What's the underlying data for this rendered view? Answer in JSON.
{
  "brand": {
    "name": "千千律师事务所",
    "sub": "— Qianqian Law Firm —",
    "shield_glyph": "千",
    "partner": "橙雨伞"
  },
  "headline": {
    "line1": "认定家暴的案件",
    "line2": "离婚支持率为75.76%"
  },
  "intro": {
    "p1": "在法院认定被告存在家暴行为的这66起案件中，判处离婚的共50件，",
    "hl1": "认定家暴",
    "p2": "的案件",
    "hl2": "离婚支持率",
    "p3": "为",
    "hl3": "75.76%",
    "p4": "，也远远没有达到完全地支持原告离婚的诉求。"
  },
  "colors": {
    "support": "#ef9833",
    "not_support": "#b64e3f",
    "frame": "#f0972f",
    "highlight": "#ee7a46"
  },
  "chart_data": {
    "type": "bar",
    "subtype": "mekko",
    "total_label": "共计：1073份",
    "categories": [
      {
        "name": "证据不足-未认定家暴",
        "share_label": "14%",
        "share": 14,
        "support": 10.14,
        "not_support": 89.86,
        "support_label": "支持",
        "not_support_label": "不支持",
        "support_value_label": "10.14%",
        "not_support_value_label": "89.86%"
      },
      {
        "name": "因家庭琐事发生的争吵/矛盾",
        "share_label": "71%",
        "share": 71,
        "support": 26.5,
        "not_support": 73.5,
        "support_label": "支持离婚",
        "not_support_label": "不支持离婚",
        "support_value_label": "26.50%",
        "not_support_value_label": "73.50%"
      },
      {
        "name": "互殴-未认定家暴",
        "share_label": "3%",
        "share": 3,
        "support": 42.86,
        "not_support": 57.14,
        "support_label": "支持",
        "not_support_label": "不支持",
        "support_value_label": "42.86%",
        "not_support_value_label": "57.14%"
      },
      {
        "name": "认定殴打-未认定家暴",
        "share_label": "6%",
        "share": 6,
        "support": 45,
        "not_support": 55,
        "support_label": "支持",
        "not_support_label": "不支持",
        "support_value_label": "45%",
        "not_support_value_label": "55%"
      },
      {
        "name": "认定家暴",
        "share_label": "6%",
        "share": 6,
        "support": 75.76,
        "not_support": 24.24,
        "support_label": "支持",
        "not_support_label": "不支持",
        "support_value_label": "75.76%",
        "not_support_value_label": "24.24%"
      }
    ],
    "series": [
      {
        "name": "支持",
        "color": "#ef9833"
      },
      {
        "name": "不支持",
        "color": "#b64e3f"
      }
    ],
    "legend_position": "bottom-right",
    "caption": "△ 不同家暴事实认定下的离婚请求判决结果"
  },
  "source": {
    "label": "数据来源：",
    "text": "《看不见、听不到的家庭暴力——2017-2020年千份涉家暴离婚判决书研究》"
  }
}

========================

> Aim of the exercise:
Take the entries above and transcribe them in full.

> Complete output:
What's the underlying data for this rendered view? Answer in JSON.
{
  "brand": {
    "name": "千千律师事务所",
    "sub": "— Qianqian Law Firm —",
    "shield_glyph": "千",
    "partner": "橙雨伞"
  },
  "headline": {
    "line1": "认定家暴的案件",
    "line2": "离婚支持率为75.76%"
  },
  "intro": {
    "p1": "在法院认定被告存在家暴行为的这66起案件中，判处离婚的共50件，",
    "hl1": "认定家暴",
    "p2": "的案件",
    "hl2": "离婚支持率",
    "p3": "为",
    "hl3": "75.76%",
    "p4": "，也远远没有达到完全地支持原告离婚的诉求。"
  },
  "colors": {
    "support": "#ef9833",
    "not_support": "#b64e3f",
    "frame": "#f0972f",
    "highlight": "#ee7a46"
  },
  "chart_data": {
    "type": "bar",
    "subtype": "mekko",
    "total_label": "共计：1073份",
    "categories": [
      {
        "name": "证据不足-未认定家暴",
        "share_label": "14%",
        "share": 14,
        "support": 10.14,
        "not_support": 89.86,
        "support_label": "支持",
        "not_support_label": "不支持",
        "support_value_label": "10.14%",
        "not_support_value_label": "89.86%"
      },
      {
        "name": "因家庭琐事发生的争吵/矛盾",
        "share_label": "71%",
        "share": 71,
        "support": 26.5,
        "not_support": 73.5,
        "support_label": "支持离婚",
        "not_support_label": "不支持离婚",
        "support_value_label": "26.50%",
        "not_support_value_label": "73.50%"
      },
      {
        "name": "互殴-未认定家暴",
        "share_label": "3%",
        "share": 3,
        "support": 42.86,
        "not_support": 57.14,
        "support_label": "支持",
        "not_support_label": "不支持",
        "support_value_label": "42.86%",
        "not_support_value_label": "57.14%"
      },
      {
        "name": "认定殴打-未认定家暴",
        "share_label": "6%",
        "share": 6,
        "support": 45,
        "not_support": 55,
        "support_label": "支持",
        "not_support_label": "不支持",
        "support_value_label": "45%",
        "not_support_value_label": "55%"
      },
      {
        "name": "认定家暴",
        "share_label": "6%",
        "share": 6,
        "support": 75.76,
        "not_support": 24.24,
        "support_label": "支持",
        "not_support_label": "不支持",
        "support_value_label": "75.76%",
        "not_support_value_label": "24.24%"
      }
    ],
    "series": [
      {
        "name": "支持",
        "color": "#ef9833"
      },
      {
        "name": "不支持",
        "color": "#b64e3f"
      }
    ],
    "legend_position": "bottom-right",
    "caption": "△ 不同家暴事实认定下的离婚请求判决结果"
  },
  "source": {
    "label": "数据来源：",
    "text": "《看不见、听不到的家庭暴力——2017-2020年千份涉家暴离婚判决书研究》"
  }
}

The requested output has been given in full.